┏━━

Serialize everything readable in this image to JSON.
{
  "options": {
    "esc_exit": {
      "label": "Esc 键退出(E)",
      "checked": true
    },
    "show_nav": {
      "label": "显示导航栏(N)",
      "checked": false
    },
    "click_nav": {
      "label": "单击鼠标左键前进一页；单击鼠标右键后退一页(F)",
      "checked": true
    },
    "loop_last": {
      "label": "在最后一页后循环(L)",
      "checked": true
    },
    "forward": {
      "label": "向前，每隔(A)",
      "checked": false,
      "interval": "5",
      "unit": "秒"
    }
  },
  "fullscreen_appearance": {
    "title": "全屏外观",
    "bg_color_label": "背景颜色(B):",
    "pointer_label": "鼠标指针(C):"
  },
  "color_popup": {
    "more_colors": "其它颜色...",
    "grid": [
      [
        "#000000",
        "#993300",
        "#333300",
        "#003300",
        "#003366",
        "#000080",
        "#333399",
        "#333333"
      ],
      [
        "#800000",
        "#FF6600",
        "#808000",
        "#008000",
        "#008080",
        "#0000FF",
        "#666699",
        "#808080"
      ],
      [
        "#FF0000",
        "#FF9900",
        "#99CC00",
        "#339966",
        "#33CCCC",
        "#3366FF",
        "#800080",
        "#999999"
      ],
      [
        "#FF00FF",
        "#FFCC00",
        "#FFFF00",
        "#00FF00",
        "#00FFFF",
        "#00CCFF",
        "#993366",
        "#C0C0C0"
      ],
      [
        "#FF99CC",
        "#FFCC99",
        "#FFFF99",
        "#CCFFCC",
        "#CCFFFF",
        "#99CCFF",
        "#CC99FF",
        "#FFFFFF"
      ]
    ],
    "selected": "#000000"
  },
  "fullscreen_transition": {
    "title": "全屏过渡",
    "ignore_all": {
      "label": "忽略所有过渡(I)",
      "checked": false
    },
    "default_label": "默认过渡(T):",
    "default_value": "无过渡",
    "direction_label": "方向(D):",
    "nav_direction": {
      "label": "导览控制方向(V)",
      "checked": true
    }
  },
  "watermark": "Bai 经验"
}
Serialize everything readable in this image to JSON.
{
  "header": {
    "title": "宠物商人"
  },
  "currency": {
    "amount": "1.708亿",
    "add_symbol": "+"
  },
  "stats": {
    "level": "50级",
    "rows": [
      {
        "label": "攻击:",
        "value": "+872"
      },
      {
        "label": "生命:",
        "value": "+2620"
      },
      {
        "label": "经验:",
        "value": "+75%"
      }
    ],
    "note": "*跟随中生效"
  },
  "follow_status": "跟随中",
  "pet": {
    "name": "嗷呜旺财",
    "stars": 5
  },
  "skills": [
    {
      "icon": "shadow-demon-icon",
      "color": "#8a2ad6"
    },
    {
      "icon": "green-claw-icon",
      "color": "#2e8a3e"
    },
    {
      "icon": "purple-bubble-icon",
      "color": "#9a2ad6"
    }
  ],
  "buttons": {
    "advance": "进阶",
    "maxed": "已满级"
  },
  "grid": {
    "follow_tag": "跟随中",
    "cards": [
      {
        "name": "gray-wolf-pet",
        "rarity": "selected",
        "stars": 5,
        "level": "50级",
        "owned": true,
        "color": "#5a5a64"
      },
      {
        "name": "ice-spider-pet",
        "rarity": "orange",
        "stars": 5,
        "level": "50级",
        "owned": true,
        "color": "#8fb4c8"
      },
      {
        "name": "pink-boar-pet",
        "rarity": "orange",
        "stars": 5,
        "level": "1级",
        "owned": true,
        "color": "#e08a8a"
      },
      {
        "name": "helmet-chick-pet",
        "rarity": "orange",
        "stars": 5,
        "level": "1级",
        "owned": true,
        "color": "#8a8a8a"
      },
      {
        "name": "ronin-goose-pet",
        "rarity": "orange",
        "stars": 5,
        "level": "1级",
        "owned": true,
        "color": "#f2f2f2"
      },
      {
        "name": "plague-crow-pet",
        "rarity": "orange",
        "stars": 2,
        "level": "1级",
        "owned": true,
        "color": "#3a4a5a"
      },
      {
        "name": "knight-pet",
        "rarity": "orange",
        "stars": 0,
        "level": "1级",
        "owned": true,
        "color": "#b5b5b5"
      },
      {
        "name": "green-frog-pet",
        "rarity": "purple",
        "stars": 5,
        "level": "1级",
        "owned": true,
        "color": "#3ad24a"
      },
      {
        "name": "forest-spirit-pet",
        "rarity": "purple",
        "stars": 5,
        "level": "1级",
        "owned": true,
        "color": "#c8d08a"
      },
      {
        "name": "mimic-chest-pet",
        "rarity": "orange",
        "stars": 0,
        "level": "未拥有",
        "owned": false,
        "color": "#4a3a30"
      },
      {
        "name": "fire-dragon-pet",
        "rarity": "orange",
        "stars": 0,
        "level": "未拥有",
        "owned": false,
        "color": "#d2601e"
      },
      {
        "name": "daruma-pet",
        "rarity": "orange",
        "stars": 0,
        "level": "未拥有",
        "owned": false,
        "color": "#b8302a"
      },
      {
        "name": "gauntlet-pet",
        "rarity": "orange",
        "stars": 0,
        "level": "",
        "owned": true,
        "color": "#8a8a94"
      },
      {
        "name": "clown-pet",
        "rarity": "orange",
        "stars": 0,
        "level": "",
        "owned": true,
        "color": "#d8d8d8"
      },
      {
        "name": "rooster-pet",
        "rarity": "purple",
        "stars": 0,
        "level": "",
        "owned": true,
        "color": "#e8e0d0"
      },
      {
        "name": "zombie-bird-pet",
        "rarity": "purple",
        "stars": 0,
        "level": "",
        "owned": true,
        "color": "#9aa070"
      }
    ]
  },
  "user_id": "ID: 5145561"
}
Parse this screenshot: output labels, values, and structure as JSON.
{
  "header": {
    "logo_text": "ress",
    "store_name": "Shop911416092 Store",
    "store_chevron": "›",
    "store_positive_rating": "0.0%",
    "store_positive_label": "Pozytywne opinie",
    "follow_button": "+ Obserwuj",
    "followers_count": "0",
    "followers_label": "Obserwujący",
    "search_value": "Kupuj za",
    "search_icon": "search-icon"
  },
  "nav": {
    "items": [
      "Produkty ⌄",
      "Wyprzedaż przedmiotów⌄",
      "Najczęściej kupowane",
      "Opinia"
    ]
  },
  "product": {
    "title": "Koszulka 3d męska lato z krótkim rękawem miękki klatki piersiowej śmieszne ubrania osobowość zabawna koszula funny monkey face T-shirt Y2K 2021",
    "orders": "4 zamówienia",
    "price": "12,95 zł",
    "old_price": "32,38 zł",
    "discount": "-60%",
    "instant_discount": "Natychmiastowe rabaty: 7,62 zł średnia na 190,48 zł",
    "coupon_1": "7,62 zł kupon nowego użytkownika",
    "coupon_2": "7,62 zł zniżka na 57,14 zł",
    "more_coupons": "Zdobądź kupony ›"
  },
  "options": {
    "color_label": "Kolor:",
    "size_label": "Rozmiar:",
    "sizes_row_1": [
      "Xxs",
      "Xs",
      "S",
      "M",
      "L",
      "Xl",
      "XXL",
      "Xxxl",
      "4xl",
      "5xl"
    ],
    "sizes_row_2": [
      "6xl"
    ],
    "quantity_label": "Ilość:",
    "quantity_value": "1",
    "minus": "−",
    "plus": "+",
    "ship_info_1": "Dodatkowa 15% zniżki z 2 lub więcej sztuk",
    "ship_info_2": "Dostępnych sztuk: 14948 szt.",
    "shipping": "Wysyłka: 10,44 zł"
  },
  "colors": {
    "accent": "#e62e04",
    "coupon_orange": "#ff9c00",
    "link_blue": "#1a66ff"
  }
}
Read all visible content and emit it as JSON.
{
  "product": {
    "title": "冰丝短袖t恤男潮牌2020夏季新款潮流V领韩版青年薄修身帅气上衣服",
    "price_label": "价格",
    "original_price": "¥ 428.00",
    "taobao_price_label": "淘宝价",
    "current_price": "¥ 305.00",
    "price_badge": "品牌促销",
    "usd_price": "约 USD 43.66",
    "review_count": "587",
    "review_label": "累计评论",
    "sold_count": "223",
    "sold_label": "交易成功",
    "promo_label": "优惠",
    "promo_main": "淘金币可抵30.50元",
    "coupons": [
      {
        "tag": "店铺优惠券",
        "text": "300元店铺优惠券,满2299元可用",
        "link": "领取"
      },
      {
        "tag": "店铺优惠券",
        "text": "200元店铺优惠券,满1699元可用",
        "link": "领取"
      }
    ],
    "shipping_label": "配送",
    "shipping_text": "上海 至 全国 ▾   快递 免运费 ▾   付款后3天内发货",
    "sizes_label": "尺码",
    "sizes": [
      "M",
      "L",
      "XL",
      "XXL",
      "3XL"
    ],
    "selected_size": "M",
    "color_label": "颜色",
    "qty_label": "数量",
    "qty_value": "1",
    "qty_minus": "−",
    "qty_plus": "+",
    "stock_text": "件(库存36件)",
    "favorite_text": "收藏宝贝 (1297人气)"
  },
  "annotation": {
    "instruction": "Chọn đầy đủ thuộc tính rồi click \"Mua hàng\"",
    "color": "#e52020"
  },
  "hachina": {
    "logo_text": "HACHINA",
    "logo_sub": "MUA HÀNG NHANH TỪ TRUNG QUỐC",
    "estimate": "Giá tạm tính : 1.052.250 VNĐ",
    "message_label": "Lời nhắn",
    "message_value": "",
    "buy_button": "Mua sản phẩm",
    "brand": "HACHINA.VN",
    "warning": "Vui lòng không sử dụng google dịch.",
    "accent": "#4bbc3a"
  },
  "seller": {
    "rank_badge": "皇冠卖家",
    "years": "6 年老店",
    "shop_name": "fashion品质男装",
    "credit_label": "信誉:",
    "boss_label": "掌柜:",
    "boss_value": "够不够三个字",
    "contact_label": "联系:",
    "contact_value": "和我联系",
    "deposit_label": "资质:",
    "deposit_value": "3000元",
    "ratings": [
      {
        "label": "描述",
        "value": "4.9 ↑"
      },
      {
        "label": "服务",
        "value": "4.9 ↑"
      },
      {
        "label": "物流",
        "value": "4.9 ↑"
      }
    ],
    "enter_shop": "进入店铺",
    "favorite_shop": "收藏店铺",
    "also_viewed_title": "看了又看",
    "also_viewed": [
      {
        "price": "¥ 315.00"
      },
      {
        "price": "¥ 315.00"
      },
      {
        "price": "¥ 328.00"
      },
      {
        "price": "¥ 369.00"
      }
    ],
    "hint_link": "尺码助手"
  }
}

┗━━

Gather each line in the data that holds the string "tính".

    "instruction": "Chọn đầy đủ thuộc tính rồi click \"Mua hàng\"",
    "estimate": "Giá tạm tính : 1.052.250 VNĐ",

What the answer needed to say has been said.